Goal
Could you output each line of the data that follows exactly?

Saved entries
•••
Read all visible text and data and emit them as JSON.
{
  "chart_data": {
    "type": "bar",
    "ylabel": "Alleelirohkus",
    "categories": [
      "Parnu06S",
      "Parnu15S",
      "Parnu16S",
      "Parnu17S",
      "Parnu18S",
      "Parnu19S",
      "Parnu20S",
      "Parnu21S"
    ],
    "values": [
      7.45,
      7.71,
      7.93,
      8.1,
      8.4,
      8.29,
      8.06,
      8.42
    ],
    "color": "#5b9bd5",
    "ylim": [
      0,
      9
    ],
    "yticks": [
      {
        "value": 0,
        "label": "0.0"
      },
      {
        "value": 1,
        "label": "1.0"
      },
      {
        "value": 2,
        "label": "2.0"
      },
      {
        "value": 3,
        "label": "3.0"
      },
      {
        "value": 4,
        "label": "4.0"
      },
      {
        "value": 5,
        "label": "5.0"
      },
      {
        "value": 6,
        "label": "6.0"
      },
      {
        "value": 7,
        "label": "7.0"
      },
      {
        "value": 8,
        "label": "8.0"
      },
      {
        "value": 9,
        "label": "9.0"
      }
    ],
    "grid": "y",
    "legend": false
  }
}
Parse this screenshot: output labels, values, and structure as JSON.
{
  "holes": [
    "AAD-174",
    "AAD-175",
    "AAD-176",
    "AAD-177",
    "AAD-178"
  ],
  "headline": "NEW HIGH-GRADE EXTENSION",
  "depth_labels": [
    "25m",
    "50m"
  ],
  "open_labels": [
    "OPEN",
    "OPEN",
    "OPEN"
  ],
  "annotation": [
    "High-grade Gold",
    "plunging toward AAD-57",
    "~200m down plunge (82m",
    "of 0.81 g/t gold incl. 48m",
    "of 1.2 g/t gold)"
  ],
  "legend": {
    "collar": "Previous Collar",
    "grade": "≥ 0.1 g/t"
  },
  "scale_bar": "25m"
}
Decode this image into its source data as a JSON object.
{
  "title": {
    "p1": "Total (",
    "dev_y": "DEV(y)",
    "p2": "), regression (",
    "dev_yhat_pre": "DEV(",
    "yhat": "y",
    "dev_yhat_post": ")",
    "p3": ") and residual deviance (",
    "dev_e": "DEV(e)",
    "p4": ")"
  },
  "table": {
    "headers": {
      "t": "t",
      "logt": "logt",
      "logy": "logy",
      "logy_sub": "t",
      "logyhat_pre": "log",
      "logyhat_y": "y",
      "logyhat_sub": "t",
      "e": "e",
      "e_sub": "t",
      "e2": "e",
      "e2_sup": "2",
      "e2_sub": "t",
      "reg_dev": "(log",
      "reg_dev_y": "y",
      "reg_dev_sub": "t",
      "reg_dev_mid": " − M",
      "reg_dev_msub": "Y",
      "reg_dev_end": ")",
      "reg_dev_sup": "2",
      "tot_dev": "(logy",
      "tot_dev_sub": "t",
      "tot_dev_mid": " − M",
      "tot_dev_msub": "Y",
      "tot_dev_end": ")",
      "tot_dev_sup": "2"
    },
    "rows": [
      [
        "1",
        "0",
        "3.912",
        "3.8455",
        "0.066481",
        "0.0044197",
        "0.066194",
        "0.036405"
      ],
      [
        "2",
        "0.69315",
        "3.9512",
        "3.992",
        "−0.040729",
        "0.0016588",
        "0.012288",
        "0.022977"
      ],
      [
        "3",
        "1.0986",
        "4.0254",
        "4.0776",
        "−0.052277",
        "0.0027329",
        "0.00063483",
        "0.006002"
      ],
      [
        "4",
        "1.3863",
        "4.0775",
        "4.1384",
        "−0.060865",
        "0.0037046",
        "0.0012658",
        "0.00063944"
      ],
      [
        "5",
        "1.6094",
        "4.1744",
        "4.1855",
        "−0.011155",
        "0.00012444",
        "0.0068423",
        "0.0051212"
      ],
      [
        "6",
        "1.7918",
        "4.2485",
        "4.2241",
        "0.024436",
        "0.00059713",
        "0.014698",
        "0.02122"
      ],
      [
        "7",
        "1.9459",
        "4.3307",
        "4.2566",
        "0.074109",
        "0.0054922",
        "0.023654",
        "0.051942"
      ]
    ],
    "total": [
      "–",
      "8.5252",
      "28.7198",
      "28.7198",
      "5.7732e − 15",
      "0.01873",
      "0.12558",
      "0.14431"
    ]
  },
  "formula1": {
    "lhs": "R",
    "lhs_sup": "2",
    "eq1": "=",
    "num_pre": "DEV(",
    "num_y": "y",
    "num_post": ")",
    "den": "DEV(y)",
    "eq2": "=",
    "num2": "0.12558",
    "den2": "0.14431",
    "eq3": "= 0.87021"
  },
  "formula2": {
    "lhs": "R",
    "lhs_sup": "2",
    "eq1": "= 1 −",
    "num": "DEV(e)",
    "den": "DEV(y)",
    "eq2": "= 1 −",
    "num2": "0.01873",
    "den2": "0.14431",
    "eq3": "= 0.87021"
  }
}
•••
The result
Read all visible text and data and emit them as JSON.
{
  "chart_data": {
    "type": "bar",
    "ylabel": "Alleelirohkus",
    "categories": [
      "Parnu06S",
      "Parnu15S",
      "Parnu16S",
      "Parnu17S",
      "Parnu18S",
      "Parnu19S",
      "Parnu20S",
      "Parnu21S"
    ],
    "values": [
      7.45,
      7.71,
      7.93,
      8.1,
      8.4,
      8.29,
      8.06,
      8.42
    ],
    "color": "#5b9bd5",
    "ylim": [
      0,
      9
    ],
    "yticks": [
      {
        "value": 0,
        "label": "0.0"
      },
      {
        "value": 1,
        "label": "1.0"
      },
      {
        "value": 2,
        "label": "2.0"
      },
      {
        "value": 3,
        "label": "3.0"
      },
      {
        "value": 4,
        "label": "4.0"
      },
      {
        "value": 5,
        "label": "5.0"
      },
      {
        "value": 6,
        "label": "6.0"
      },
      {
        "value": 7,
        "label": "7.0"
      },
      {
        "value": 8,
        "label": "8.0"
      },
      {
        "value": 9,
        "label": "9.0"
      }
    ],
    "grid": "y",
    "legend": false
  }
}
Parse this screenshot: output labels, values, and structure as JSON.
{
  "holes": [
    "AAD-174",
    "AAD-175",
    "AAD-176",
    "AAD-177",
    "AAD-178"
  ],
  "headline": "NEW HIGH-GRADE EXTENSION",
  "depth_labels": [
    "25m",
    "50m"
  ],
  "open_labels": [
    "OPEN",
    "OPEN",
    "OPEN"
  ],
  "annotation": [
    "High-grade Gold",
    "plunging toward AAD-57",
    "~200m down plunge (82m",
    "of 0.81 g/t gold incl. 48m",
    "of 1.2 g/t gold)"
  ],
  "legend": {
    "collar": "Previous Collar",
    "grade": "≥ 0.1 g/t"
  },
  "scale_bar": "25m"
}
Decode this image into its source data as a JSON object.
{
  "title": {
    "p1": "Total (",
    "dev_y": "DEV(y)",
    "p2": "), regression (",
    "dev_yhat_pre": "DEV(",
    "yhat": "y",
    "dev_yhat_post": ")",
    "p3": ") and residual deviance (",
    "dev_e": "DEV(e)",
    "p4": ")"
  },
  "table": {
    "headers": {
      "t": "t",
      "logt": "logt",
      "logy": "logy",
      "logy_sub": "t",
      "logyhat_pre": "log",
      "logyhat_y": "y",
      "logyhat_sub": "t",
      "e": "e",
      "e_sub": "t",
      "e2": "e",
      "e2_sup": "2",
      "e2_sub": "t",
      "reg_dev": "(log",
      "reg_dev_y": "y",
      "reg_dev_sub": "t",
      "reg_dev_mid": " − M",
      "reg_dev_msub": "Y",
      "reg_dev_end": ")",
      "reg_dev_sup": "2",
      "tot_dev": "(logy",
      "tot_dev_sub": "t",
      "tot_dev_mid": " − M",
      "tot_dev_msub": "Y",
      "tot_dev_end": ")",
      "tot_dev_sup": "2"
    },
    "rows": [
      [
        "1",
        "0",
        "3.912",
        "3.8455",
        "0.066481",
        "0.0044197",
        "0.066194",
        "0.036405"
      ],
      [
        "2",
        "0.69315",
        "3.9512",
        "3.992",
        "−0.040729",
        "0.0016588",
        "0.012288",
        "0.022977"
      ],
      [
        "3",
        "1.0986",
        "4.0254",
        "4.0776",
        "−0.052277",
        "0.0027329",
        "0.00063483",
        "0.006002"
      ],
      [
        "4",
        "1.3863",
        "4.0775",
        "4.1384",
        "−0.060865",
        "0.0037046",
        "0.0012658",
        "0.00063944"
      ],
      [
        "5",
        "1.6094",
        "4.1744",
        "4.1855",
        "−0.011155",
        "0.00012444",
        "0.0068423",
        "0.0051212"
      ],
      [
        "6",
        "1.7918",
        "4.2485",
        "4.2241",
        "0.024436",
        "0.00059713",
        "0.014698",
        "0.02122"
      ],
      [
        "7",
        "1.9459",
        "4.3307",
        "4.2566",
        "0.074109",
        "0.0054922",
        "0.023654",
        "0.051942"
      ]
    ],
    "total": [
      "–",
      "8.5252",
      "28.7198",
      "28.7198",
      "5.7732e − 15",
      "0.01873",
      "0.12558",
      "0.14431"
    ]
  },
  "formula1": {
    "lhs": "R",
    "lhs_sup": "2",
    "eq1": "=",
    "num_pre": "DEV(",
    "num_y": "y",
    "num_post": ")",
    "den": "DEV(y)",
    "eq2": "=",
    "num2": "0.12558",
    "den2": "0.14431",
    "eq3": "= 0.87021"
  },
  "formula2": {
    "lhs": "R",
    "lhs_sup": "2",
    "eq1": "= 1 −",
    "num": "DEV(e)",
    "den": "DEV(y)",
    "eq2": "= 1 −",
    "num2": "0.01873",
    "den2": "0.14431",
    "eq3": "= 0.87021"
  }
}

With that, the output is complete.